━━━━━ Provided data ━━━━━

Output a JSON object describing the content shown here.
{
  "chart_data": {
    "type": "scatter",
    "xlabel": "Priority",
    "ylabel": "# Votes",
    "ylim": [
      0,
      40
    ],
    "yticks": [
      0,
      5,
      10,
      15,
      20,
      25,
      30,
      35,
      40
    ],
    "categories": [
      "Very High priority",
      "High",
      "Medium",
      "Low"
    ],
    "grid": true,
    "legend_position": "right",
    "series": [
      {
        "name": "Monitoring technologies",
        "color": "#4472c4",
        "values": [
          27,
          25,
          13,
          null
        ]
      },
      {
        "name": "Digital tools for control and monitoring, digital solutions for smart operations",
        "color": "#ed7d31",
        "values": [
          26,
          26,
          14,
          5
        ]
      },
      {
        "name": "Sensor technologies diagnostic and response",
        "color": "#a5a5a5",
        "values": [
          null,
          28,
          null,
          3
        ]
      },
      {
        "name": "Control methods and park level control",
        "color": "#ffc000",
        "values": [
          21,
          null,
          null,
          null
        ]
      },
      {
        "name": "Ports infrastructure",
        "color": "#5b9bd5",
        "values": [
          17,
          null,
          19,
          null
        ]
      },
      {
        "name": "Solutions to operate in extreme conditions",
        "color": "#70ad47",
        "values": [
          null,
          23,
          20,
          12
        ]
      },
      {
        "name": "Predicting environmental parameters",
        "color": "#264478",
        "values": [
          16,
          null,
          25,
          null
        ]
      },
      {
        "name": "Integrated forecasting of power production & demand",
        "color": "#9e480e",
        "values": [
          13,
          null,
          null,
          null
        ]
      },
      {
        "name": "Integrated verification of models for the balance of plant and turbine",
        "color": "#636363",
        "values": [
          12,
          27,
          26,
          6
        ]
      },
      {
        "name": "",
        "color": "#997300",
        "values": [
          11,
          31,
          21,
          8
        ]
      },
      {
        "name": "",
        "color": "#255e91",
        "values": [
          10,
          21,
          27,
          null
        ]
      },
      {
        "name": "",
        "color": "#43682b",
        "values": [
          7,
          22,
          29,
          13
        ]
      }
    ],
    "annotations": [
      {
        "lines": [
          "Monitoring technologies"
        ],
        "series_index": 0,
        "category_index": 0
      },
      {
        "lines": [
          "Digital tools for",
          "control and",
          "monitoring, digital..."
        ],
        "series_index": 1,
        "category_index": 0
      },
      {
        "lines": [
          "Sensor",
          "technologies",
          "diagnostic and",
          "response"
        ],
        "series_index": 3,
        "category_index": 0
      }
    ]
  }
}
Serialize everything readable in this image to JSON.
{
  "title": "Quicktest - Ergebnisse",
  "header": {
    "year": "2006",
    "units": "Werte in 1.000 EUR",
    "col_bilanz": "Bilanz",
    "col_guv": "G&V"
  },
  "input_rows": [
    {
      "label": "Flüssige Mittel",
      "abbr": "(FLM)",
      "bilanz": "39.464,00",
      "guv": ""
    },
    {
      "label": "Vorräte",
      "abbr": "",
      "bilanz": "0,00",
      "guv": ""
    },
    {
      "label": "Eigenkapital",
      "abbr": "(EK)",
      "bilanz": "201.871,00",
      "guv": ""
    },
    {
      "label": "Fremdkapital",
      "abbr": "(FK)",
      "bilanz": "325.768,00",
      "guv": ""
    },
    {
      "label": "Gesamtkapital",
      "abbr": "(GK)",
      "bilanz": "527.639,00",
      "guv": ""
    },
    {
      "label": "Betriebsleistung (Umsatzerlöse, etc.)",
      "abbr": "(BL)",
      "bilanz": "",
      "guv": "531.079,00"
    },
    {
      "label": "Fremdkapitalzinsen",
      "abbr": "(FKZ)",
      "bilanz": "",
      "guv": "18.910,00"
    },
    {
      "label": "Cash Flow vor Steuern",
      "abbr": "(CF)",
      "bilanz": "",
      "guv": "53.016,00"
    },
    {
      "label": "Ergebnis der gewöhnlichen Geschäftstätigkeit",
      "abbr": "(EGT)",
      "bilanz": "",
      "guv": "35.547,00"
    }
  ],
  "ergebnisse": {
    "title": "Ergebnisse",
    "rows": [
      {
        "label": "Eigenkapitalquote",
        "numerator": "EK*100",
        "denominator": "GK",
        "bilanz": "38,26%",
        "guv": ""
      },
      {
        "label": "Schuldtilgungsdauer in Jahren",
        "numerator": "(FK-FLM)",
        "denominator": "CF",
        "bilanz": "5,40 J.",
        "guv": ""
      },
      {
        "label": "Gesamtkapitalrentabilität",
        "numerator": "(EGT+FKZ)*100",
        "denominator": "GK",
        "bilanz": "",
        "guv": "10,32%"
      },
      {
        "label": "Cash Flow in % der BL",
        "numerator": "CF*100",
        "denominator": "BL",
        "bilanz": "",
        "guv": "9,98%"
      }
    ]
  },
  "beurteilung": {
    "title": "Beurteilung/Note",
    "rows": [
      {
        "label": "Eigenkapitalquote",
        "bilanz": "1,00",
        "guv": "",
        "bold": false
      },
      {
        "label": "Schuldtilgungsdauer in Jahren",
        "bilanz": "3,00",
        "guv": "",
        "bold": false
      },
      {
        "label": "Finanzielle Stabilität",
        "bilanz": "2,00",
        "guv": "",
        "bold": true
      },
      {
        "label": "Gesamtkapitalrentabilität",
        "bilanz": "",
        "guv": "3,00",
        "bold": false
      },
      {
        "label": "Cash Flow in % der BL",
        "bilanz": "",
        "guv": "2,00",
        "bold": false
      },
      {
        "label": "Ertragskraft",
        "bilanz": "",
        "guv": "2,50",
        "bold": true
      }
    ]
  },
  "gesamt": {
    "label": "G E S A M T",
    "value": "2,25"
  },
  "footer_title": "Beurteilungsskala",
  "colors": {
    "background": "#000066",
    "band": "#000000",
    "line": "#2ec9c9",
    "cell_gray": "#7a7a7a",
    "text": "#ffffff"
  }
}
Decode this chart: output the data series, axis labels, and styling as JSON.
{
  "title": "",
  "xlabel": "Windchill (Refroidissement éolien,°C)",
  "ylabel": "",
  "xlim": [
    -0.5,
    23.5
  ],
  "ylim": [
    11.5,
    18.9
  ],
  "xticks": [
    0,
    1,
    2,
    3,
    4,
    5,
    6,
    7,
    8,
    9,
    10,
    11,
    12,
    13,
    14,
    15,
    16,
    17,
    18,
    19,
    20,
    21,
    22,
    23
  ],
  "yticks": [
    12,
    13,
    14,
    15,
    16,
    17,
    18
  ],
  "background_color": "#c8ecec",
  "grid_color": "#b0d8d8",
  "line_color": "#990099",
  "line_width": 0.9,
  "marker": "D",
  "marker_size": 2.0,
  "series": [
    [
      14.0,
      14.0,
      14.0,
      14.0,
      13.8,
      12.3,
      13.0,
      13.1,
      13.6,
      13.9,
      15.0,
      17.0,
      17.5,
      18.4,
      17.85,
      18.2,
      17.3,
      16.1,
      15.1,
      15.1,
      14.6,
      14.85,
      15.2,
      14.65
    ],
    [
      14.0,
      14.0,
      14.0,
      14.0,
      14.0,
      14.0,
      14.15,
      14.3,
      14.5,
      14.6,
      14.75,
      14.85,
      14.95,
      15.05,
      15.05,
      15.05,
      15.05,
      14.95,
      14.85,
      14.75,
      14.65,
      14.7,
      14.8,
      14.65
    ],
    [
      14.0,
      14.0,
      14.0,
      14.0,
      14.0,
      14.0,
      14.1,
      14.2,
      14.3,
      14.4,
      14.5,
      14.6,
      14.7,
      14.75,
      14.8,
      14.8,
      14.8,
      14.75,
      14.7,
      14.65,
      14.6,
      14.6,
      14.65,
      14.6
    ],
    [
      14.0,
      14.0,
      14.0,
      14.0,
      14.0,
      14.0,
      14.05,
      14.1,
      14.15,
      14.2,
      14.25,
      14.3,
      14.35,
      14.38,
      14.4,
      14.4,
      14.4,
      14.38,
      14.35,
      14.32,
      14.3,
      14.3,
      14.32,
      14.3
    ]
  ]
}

━━━━━

→ Task directions
Gather all lines from the listing above in which "numerator" occurs.

→ Result for this task
        "numerator": "EK*100",
        "numerator": "(FK-FLM)",
        "numerator": "(EGT+FKZ)*100",
        "numerator": "CF*100",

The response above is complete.